- Requirements -
Produce a word-for-word copy of the listing below without its pictures.

Records from a data collection:
^^^^^^^^^^^^^^^^

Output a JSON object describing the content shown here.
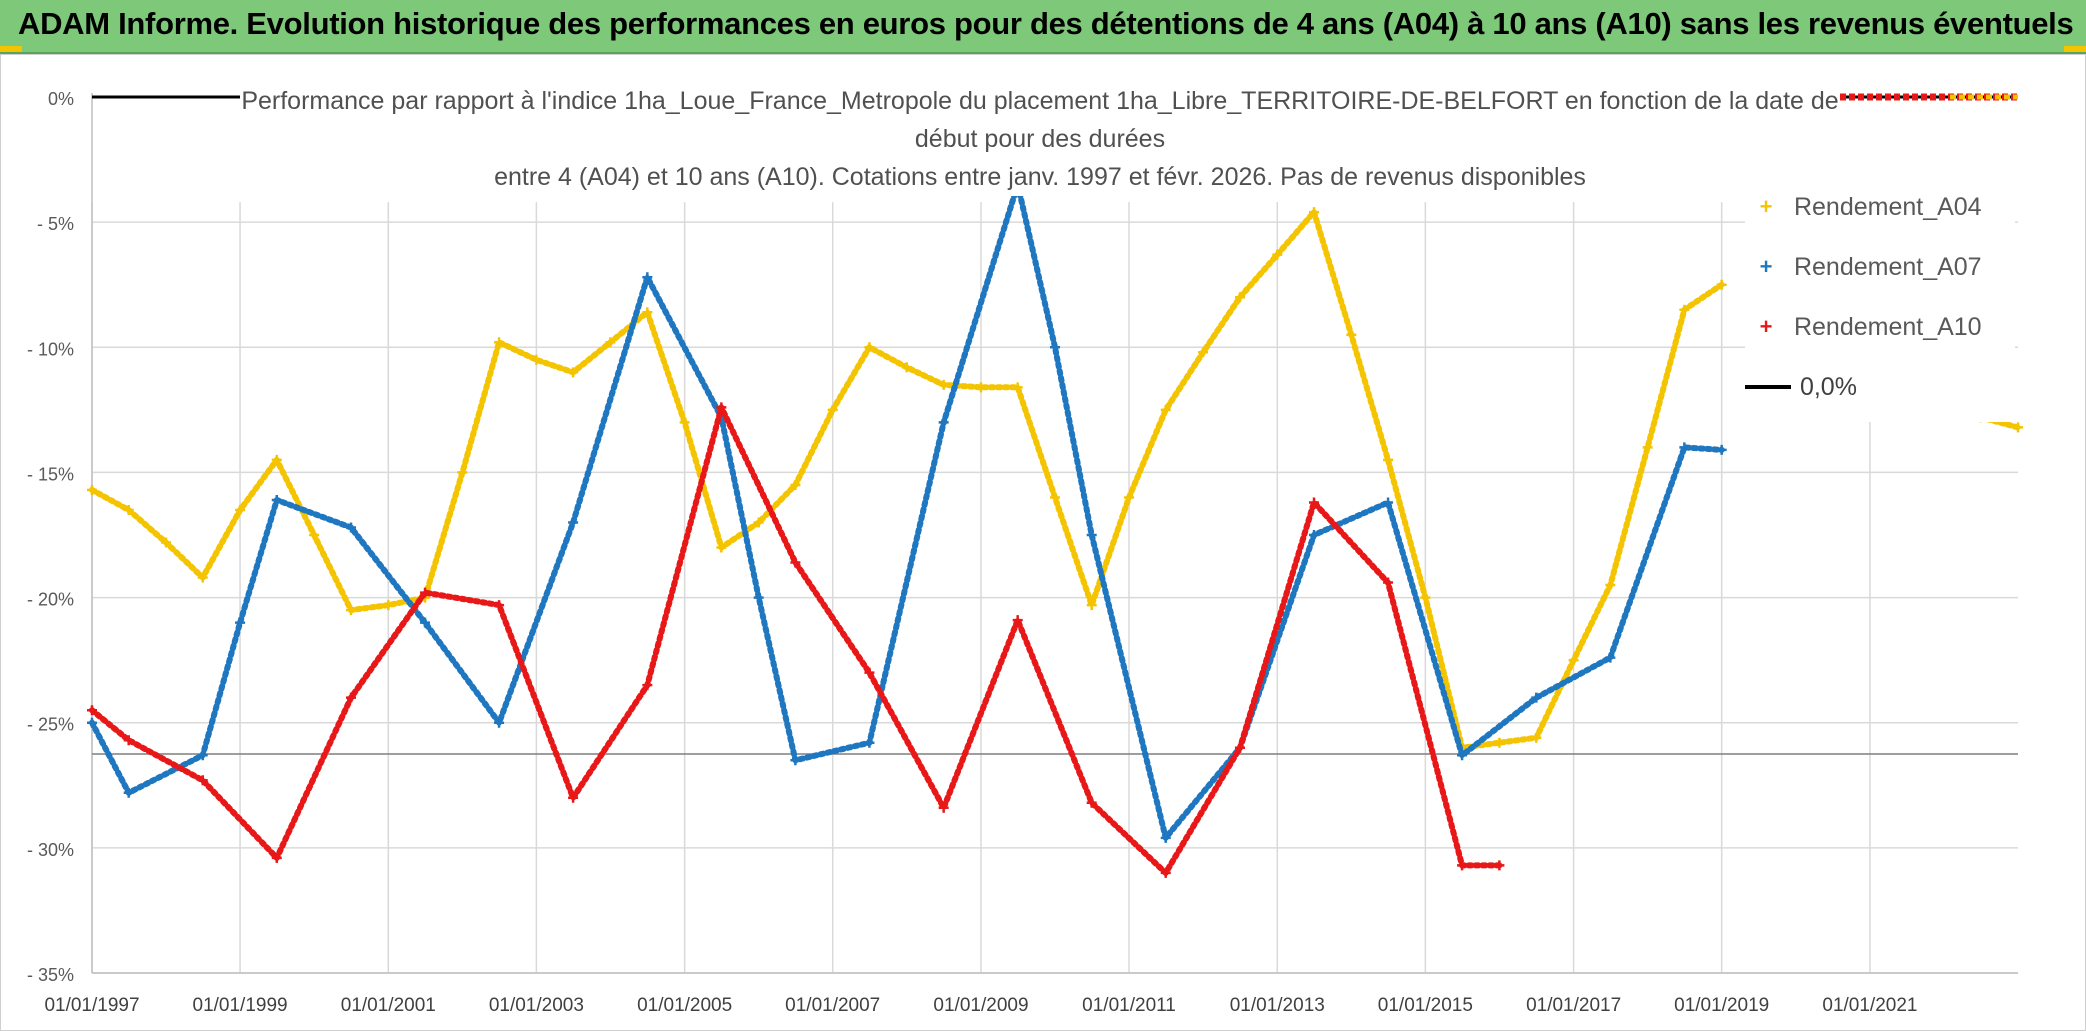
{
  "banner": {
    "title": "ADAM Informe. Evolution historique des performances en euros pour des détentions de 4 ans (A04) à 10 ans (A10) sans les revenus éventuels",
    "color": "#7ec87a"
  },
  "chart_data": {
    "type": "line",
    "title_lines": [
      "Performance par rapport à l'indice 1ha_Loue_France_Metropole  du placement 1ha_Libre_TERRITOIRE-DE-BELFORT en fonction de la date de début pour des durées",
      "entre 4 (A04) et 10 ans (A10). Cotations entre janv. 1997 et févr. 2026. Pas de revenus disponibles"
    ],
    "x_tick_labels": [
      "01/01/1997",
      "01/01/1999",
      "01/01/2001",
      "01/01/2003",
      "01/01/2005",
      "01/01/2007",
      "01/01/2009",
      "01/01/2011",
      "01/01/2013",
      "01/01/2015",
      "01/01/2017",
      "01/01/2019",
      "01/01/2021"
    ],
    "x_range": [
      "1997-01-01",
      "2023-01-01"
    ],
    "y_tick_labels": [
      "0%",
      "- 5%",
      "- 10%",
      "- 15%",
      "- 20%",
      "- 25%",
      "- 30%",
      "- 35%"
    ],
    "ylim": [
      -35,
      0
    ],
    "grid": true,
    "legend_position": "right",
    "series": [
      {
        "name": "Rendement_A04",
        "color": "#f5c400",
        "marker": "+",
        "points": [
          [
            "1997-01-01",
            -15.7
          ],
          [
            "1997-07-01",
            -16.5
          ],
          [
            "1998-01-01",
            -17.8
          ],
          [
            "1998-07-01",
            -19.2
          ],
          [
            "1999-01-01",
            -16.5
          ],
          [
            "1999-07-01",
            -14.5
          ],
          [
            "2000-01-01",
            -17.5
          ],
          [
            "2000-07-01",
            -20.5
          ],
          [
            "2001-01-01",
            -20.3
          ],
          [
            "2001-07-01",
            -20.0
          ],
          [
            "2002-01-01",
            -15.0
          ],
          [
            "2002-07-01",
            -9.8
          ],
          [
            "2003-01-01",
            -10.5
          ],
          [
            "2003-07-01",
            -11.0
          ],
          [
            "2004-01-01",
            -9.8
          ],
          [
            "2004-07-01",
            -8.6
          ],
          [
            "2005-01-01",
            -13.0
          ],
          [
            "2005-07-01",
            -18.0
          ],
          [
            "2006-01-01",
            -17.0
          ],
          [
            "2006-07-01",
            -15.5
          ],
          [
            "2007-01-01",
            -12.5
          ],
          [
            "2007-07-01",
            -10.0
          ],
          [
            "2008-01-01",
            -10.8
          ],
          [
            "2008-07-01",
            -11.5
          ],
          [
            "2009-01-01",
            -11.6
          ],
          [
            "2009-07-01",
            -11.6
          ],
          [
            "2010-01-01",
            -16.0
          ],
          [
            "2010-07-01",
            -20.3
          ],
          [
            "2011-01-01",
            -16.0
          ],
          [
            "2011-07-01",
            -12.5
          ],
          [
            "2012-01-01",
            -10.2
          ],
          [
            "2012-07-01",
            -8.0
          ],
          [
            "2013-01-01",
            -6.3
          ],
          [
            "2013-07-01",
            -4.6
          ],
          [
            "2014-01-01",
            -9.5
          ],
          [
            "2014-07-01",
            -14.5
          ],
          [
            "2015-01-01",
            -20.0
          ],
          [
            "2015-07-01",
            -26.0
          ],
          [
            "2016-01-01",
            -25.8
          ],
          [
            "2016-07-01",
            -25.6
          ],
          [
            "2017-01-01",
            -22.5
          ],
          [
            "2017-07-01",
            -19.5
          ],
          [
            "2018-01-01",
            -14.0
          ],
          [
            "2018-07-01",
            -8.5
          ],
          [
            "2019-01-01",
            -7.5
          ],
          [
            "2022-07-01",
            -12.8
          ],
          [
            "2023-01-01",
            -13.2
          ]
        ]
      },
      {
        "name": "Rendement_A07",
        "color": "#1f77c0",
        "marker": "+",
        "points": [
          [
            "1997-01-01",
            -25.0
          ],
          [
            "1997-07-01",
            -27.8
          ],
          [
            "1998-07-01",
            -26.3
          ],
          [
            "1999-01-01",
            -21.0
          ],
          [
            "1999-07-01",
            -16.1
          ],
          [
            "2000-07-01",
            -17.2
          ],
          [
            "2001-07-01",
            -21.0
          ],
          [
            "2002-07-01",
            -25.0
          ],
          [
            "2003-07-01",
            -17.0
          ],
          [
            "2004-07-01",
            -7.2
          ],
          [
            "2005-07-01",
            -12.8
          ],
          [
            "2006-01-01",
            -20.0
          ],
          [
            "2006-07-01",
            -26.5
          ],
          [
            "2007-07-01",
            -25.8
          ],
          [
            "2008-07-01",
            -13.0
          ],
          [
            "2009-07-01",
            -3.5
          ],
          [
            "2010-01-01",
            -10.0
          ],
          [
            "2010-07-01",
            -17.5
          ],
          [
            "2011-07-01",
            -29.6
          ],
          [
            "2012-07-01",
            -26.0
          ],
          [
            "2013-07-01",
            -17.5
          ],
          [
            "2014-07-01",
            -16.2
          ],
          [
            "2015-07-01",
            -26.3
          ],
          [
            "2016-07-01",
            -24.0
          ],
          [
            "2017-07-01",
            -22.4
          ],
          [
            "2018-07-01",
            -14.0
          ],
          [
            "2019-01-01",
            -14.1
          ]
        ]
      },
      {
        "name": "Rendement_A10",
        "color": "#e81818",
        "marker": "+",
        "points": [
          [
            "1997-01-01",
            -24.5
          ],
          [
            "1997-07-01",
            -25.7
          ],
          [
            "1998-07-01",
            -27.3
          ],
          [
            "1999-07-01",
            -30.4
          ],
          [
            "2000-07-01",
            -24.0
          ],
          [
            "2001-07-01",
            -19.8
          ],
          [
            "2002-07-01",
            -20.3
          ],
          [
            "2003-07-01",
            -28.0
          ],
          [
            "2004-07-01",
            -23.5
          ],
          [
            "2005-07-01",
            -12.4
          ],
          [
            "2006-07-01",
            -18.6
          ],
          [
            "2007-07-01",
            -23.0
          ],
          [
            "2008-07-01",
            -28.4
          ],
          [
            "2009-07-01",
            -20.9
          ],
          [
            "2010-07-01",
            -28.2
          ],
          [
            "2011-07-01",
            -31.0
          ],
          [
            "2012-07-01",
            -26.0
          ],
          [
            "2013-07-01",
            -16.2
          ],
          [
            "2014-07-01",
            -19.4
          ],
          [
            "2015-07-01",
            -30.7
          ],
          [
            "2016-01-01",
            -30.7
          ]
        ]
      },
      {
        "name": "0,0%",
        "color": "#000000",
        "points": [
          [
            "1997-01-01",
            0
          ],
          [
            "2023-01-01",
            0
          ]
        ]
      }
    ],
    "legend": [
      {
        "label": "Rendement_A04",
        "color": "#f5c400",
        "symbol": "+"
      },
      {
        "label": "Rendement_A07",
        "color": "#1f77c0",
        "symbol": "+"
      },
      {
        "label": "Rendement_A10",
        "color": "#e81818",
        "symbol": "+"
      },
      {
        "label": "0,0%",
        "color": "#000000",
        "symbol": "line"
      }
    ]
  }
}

^^^^^^^^^^^^^^^^

- Correct answer -
Output a JSON object describing the content shown here.
{
  "banner": {
    "title": "ADAM Informe. Evolution historique des performances en euros pour des détentions de 4 ans (A04) à 10 ans (A10) sans les revenus éventuels",
    "color": "#7ec87a"
  },
  "chart_data": {
    "type": "line",
    "title_lines": [
      "Performance par rapport à l'indice 1ha_Loue_France_Metropole  du placement 1ha_Libre_TERRITOIRE-DE-BELFORT en fonction de la date de début pour des durées",
      "entre 4 (A04) et 10 ans (A10). Cotations entre janv. 1997 et févr. 2026. Pas de revenus disponibles"
    ],
    "x_tick_labels": [
      "01/01/1997",
      "01/01/1999",
      "01/01/2001",
      "01/01/2003",
      "01/01/2005",
      "01/01/2007",
      "01/01/2009",
      "01/01/2011",
      "01/01/2013",
      "01/01/2015",
      "01/01/2017",
      "01/01/2019",
      "01/01/2021"
    ],
    "x_range": [
      "1997-01-01",
      "2023-01-01"
    ],
    "y_tick_labels": [
      "0%",
      "- 5%",
      "- 10%",
      "- 15%",
      "- 20%",
      "- 25%",
      "- 30%",
      "- 35%"
    ],
    "ylim": [
      -35,
      0
    ],
    "grid": true,
    "legend_position": "right",
    "series": [
      {
        "name": "Rendement_A04",
        "color": "#f5c400",
        "marker": "+",
        "points": [
          [
            "1997-01-01",
            -15.7
          ],
          [
            "1997-07-01",
            -16.5
          ],
          [
            "1998-01-01",
            -17.8
          ],
          [
            "1998-07-01",
            -19.2
          ],
          [
            "1999-01-01",
            -16.5
          ],
          [
            "1999-07-01",
            -14.5
          ],
          [
            "2000-01-01",
            -17.5
          ],
          [
            "2000-07-01",
            -20.5
          ],
          [
            "2001-01-01",
            -20.3
          ],
          [
            "2001-07-01",
            -20.0
          ],
          [
            "2002-01-01",
            -15.0
          ],
          [
            "2002-07-01",
            -9.8
          ],
          [
            "2003-01-01",
            -10.5
          ],
          [
            "2003-07-01",
            -11.0
          ],
          [
            "2004-01-01",
            -9.8
          ],
          [
            "2004-07-01",
            -8.6
          ],
          [
            "2005-01-01",
            -13.0
          ],
          [
            "2005-07-01",
            -18.0
          ],
          [
            "2006-01-01",
            -17.0
          ],
          [
            "2006-07-01",
            -15.5
          ],
          [
            "2007-01-01",
            -12.5
          ],
          [
            "2007-07-01",
            -10.0
          ],
          [
            "2008-01-01",
            -10.8
          ],
          [
            "2008-07-01",
            -11.5
          ],
          [
            "2009-01-01",
            -11.6
          ],
          [
            "2009-07-01",
            -11.6
          ],
          [
            "2010-01-01",
            -16.0
          ],
          [
            "2010-07-01",
            -20.3
          ],
          [
            "2011-01-01",
            -16.0
          ],
          [
            "2011-07-01",
            -12.5
          ],
          [
            "2012-01-01",
            -10.2
          ],
          [
            "2012-07-01",
            -8.0
          ],
          [
            "2013-01-01",
            -6.3
          ],
          [
            "2013-07-01",
            -4.6
          ],
          [
            "2014-01-01",
            -9.5
          ],
          [
            "2014-07-01",
            -14.5
          ],
          [
            "2015-01-01",
            -20.0
          ],
          [
            "2015-07-01",
            -26.0
          ],
          [
            "2016-01-01",
            -25.8
          ],
          [
            "2016-07-01",
            -25.6
          ],
          [
            "2017-01-01",
            -22.5
          ],
          [
            "2017-07-01",
            -19.5
          ],
          [
            "2018-01-01",
            -14.0
          ],
          [
            "2018-07-01",
            -8.5
          ],
          [
            "2019-01-01",
            -7.5
          ],
          [
            "2022-07-01",
            -12.8
          ],
          [
            "2023-01-01",
            -13.2
          ]
        ]
      },
      {
        "name": "Rendement_A07",
        "color": "#1f77c0",
        "marker": "+",
        "points": [
          [
            "1997-01-01",
            -25.0
          ],
          [
            "1997-07-01",
            -27.8
          ],
          [
            "1998-07-01",
            -26.3
          ],
          [
            "1999-01-01",
            -21.0
          ],
          [
            "1999-07-01",
            -16.1
          ],
          [
            "2000-07-01",
            -17.2
          ],
          [
            "2001-07-01",
            -21.0
          ],
          [
            "2002-07-01",
            -25.0
          ],
          [
            "2003-07-01",
            -17.0
          ],
          [
            "2004-07-01",
            -7.2
          ],
          [
            "2005-07-01",
            -12.8
          ],
          [
            "2006-01-01",
            -20.0
          ],
          [
            "2006-07-01",
            -26.5
          ],
          [
            "2007-07-01",
            -25.8
          ],
          [
            "2008-07-01",
            -13.0
          ],
          [
            "2009-07-01",
            -3.5
          ],
          [
            "2010-01-01",
            -10.0
          ],
          [
            "2010-07-01",
            -17.5
          ],
          [
            "2011-07-01",
            -29.6
          ],
          [
            "2012-07-01",
            -26.0
          ],
          [
            "2013-07-01",
            -17.5
          ],
          [
            "2014-07-01",
            -16.2
          ],
          [
            "2015-07-01",
            -26.3
          ],
          [
            "2016-07-01",
            -24.0
          ],
          [
            "2017-07-01",
            -22.4
          ],
          [
            "2018-07-01",
            -14.0
          ],
          [
            "2019-01-01",
            -14.1
          ]
        ]
      },
      {
        "name": "Rendement_A10",
        "color": "#e81818",
        "marker": "+",
        "points": [
          [
            "1997-01-01",
            -24.5
          ],
          [
            "1997-07-01",
            -25.7
          ],
          [
            "1998-07-01",
            -27.3
          ],
          [
            "1999-07-01",
            -30.4
          ],
          [
            "2000-07-01",
            -24.0
          ],
          [
            "2001-07-01",
            -19.8
          ],
          [
            "2002-07-01",
            -20.3
          ],
          [
            "2003-07-01",
            -28.0
          ],
          [
            "2004-07-01",
            -23.5
          ],
          [
            "2005-07-01",
            -12.4
          ],
          [
            "2006-07-01",
            -18.6
          ],
          [
            "2007-07-01",
            -23.0
          ],
          [
            "2008-07-01",
            -28.4
          ],
          [
            "2009-07-01",
            -20.9
          ],
          [
            "2010-07-01",
            -28.2
          ],
          [
            "2011-07-01",
            -31.0
          ],
          [
            "2012-07-01",
            -26.0
          ],
          [
            "2013-07-01",
            -16.2
          ],
          [
            "2014-07-01",
            -19.4
          ],
          [
            "2015-07-01",
            -30.7
          ],
          [
            "2016-01-01",
            -30.7
          ]
        ]
      },
      {
        "name": "0,0%",
        "color": "#000000",
        "points": [
          [
            "1997-01-01",
            0
          ],
          [
            "2023-01-01",
            0
          ]
        ]
      }
    ],
    "legend": [
      {
        "label": "Rendement_A04",
        "color": "#f5c400",
        "symbol": "+"
      },
      {
        "label": "Rendement_A07",
        "color": "#1f77c0",
        "symbol": "+"
      },
      {
        "label": "Rendement_A10",
        "color": "#e81818",
        "symbol": "+"
      },
      {
        "label": "0,0%",
        "color": "#000000",
        "symbol": "line"
      }
    ]
  }
}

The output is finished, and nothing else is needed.